> **INSTRUCCIÓN 1**:
Enumera los objetos que, según el texto sobre el antiguo barrio chino de Alacant, decoraban las paredes del mesón Sin Problemas.
> **INSTRUCCIÓN 2**:
Transcribe sin cambios el fragmento del texto sobre el antiguo barrio chino de Alacant desde "Al girar en" hasta "mató a Manolete.".
> **INSTRUCCIÓN 3**:
Continúa el texto sobre el antiguo barrio chino de Alacant a partir de su última oración.
++++ FRAGMENTO DE TEXTO ++++
Al girar en Montegó, la piedra del convento de les Monjes de la Sang se mantenía intacta, sin que el paso de los siglos pudiera con ella. Tan resistente como el club Mogambo, la barra americana más famosa de Alacant, que se mantuvo abierta hasta el año 2000, con el Dalila y Los Candiles, en la plaça del Carme, reducidos a escombros desde los años ochenta. El Mogambo siempre fue, junto a La Gata Negra, el antro de perdición con más solera del antiguo barrio chino, un lugar prohibido y misterioso para los estudiantes de principios de los sesenta; en cuyas calles, los bares canallas se emparentaban con los clubs de alterne mientras corría la juerga en los mesones «typical spanish» para turistas de sol y playa, con su marcha rumbera en faralaes, sus tunas y sus inevitables referencias al toro que mató a Manolete.

Es fácil que aquella primera visión resucite al pisar los adoquines vencedores del asfalto, y al divisar la fachada del convento o los rótulos supervivientes del Mogambo, en la confluencia de Sant Agustí con Montegó. Donde antaño estuvo el mesón Sin Problemas, se alzó después un pub llamado Makoki, como el antihéroe frenopático del comic, y en su espacio rehabilitado, hoy es posible asistir a un espectáculo de boys en un nuevo local de colores nocturnos.

La zona fue famosa en otro tiempo con consignas como aquella que decía: «La virginidad produce cáncer. ¡Vacúnate! Casa de vacunación: Sin Problemas y alrededores». El Sin Problemas fue un mesón emblemático y sinuoso donde, tras pasar junto a una barra estrecha, se descendía a un sótano sombrío. Su mobiliario consistía en mesas y taburetes de madera rústica barnizada; el vino se servía en jarras de barro con el nombre grabado y las paredes estaban decoradas con horcas de campesinos, cencerros, ristras de ajos y trozos de jamón expuestos como si se tratara de una declaración de principios.
++++ DATOS REGISTRADOS ++++
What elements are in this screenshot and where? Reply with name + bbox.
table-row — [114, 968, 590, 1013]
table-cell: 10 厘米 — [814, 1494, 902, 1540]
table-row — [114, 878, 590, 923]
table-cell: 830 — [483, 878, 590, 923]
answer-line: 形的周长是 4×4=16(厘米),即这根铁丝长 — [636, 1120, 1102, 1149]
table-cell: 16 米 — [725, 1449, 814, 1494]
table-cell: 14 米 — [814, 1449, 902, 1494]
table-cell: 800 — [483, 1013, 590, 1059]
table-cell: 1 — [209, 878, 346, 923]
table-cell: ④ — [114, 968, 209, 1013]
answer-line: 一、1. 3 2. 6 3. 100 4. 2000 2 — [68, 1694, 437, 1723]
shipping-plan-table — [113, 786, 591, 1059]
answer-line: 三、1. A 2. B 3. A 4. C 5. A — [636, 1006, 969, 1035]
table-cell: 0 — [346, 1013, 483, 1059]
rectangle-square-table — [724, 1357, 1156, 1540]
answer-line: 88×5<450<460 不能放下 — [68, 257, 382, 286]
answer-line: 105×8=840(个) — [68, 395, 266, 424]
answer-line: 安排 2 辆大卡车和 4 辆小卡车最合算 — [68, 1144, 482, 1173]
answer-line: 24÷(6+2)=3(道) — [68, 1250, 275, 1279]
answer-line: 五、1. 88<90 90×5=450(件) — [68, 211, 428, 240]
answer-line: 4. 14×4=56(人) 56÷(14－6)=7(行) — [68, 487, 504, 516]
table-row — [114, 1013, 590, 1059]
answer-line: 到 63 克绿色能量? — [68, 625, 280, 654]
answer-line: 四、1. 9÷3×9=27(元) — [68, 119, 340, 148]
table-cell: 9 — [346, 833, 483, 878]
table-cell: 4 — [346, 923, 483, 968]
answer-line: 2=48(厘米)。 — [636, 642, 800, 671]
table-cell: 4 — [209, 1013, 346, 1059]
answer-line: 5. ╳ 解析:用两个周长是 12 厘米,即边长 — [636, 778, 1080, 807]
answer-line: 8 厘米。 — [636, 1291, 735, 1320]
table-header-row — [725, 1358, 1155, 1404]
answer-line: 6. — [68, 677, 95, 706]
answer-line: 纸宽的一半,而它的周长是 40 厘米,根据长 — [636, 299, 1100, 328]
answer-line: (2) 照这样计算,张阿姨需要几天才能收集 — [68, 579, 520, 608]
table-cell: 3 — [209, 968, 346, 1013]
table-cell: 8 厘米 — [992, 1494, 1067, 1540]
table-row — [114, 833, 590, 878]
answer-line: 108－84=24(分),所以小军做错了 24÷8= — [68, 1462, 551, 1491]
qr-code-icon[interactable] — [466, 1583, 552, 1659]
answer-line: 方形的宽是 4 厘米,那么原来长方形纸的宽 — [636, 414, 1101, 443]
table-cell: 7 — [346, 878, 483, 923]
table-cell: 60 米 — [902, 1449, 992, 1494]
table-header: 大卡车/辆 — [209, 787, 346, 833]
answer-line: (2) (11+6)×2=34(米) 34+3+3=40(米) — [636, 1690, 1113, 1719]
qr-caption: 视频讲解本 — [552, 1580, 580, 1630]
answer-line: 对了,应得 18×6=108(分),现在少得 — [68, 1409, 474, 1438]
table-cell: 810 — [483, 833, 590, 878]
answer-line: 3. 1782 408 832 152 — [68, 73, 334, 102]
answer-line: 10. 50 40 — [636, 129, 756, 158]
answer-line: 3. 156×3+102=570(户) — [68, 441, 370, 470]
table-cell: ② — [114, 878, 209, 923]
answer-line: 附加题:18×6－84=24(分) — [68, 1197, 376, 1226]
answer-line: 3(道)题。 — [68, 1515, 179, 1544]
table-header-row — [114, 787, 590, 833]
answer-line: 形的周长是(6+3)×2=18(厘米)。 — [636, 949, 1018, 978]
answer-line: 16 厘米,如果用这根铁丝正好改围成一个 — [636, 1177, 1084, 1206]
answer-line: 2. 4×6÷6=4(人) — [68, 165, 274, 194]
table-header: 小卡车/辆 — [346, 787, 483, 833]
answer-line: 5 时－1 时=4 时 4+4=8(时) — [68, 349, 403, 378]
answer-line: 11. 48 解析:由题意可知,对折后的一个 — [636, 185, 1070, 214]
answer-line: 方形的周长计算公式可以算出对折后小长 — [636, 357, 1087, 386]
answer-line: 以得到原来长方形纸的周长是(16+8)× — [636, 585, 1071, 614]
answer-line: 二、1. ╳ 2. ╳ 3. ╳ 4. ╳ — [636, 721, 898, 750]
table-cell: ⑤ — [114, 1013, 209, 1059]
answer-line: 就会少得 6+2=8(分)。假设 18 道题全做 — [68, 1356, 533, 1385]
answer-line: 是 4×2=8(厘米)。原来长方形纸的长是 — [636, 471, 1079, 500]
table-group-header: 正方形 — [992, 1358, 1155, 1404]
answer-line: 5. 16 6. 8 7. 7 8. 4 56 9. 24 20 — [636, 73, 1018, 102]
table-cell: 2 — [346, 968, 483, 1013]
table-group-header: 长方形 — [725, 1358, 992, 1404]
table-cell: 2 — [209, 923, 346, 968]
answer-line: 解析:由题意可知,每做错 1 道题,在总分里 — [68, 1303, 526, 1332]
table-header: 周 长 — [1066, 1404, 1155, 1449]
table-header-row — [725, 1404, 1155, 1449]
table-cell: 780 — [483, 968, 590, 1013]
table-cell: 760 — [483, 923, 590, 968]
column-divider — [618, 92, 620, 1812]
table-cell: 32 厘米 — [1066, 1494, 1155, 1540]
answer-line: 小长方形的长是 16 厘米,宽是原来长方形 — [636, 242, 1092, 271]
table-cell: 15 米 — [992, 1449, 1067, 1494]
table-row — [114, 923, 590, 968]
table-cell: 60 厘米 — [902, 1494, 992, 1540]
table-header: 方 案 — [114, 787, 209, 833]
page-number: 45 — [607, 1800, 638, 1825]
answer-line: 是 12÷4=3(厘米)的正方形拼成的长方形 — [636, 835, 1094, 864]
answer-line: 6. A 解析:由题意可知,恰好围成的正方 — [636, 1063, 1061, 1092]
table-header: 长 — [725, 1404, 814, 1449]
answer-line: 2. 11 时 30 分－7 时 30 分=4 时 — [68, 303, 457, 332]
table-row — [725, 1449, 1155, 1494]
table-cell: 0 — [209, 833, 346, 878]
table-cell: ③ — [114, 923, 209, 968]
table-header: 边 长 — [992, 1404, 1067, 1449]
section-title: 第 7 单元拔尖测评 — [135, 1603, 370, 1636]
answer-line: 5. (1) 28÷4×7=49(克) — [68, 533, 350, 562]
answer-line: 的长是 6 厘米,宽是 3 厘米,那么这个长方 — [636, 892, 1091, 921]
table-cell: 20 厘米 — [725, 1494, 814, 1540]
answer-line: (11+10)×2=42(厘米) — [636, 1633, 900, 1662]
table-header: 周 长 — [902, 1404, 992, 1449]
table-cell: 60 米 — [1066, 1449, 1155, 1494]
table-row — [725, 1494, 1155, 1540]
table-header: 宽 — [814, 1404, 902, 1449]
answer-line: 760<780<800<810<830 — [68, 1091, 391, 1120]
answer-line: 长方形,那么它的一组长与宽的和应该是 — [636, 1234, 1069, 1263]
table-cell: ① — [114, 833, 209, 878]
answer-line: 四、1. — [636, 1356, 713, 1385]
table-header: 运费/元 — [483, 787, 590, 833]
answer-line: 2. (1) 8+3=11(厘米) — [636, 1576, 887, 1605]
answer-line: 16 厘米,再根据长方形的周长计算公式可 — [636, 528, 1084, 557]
++++
> **RESPUESTA ESCRITA 1**:
Horcas de campesinos, cencerros, ristras de ajos y trozos de jamón.

> **RESPUESTA ESCRITA 2**:
Al girar en Montegó, la piedra del convento de les Monjes de la Sang se mantenía intacta, sin que el paso de los siglos pudiera con ella. Tan resistente como el club Mogambo, la barra americana más famosa de Alacant, que se mantuvo abierta hasta el año 2000, con el Dalila y Los Candiles, en la plaça del Carme, reducidos a escombros desde los años ochenta. El Mogambo siempre fue, junto a La Gata Negra, el antro de perdición con más solera del antiguo barrio chino, un lugar prohibido y misterioso para los estudiantes de principios de los sesenta; en cuyas calles, los bares canallas se emparentaban con los clubs de alterne mientras corría la juerga en los mesones «typical spanish» para turistas de sol y playa, con su marcha rumbera en faralaes, sus tunas y sus inevitables referencias al toro que mató a Manolete.

> **RESPUESTA ESCRITA 3**:
Allí se iba a cantar en grupos, a beber vino y cerveza en litronas -antes de que se llamaran así- mientras se hablaba mucho y los más listos trataban de meter mano, apelmazados en un desmadre sudoroso. Era el Sin Problemas un poco más pérfido que los mesones de la calle Llauradors -entonces General Sanjurjo-, pero no demasiado.

Reducidos al recuerdo, o convertidos en simples solares pendientes de construcción, vale la pena hacer el inventario de aquellos antros previos al disco bar, anteriores al pub autóctono. Allí estaban: El Coso, donde se reunían los estudiantes más progres de la pre-democracia; Labradores, uno de los últimos en morir; El Mesón del Pollo, en cuyo local está instalado ahora el Archivo Municipal; El Coscorrón, donde al entrar se dejaban la frente los más borrachos; la Peña Santacrucina, sobre cuyas ruinas erigieron el disco bar Yerbeta. Y más arriba, ya en Santa Creu, y a pocos metros del bar Luis, El Loro, en la esquina del carrer del Carme con Pere Sebastià, incomparable en las noches de verano...

Aunque el tiempo ha cambiado aquellos antros de nombre y de dueños, y el disco bar ensordecedor ocupa el lugar de los pubs donde antaño, armónicamente, cabía la charla, el flirteo, el virtuosismo de Supertramp, el jazz-rock de Weather Report, Sisa, Pau Riba o el pasodoble Amparito Roca en versión de la Orquesta Platería, el Barrio es uno de los paisajes favoritos de los jóvenes de entonces, que ya han pasado de la cuarentena, entre mistelas y plis-plais. El Barrio ha soportado todos los embates de los años difíciles, los últimos estertores de la Dictadura y la ingenua marcha transicional de unos jóvenes politizados, radicales y con el corazón siempre a la izquierda. Hoy, aquellos mismos jóvenes, ya maduritos, siguen frecuentando establecimientos como Jamboree, Armstrong y La Naia, local ya desaparecido donde fueron frecuentes las tertulias sobre literatura catalana y los recitales de poemas en la nostra llengua.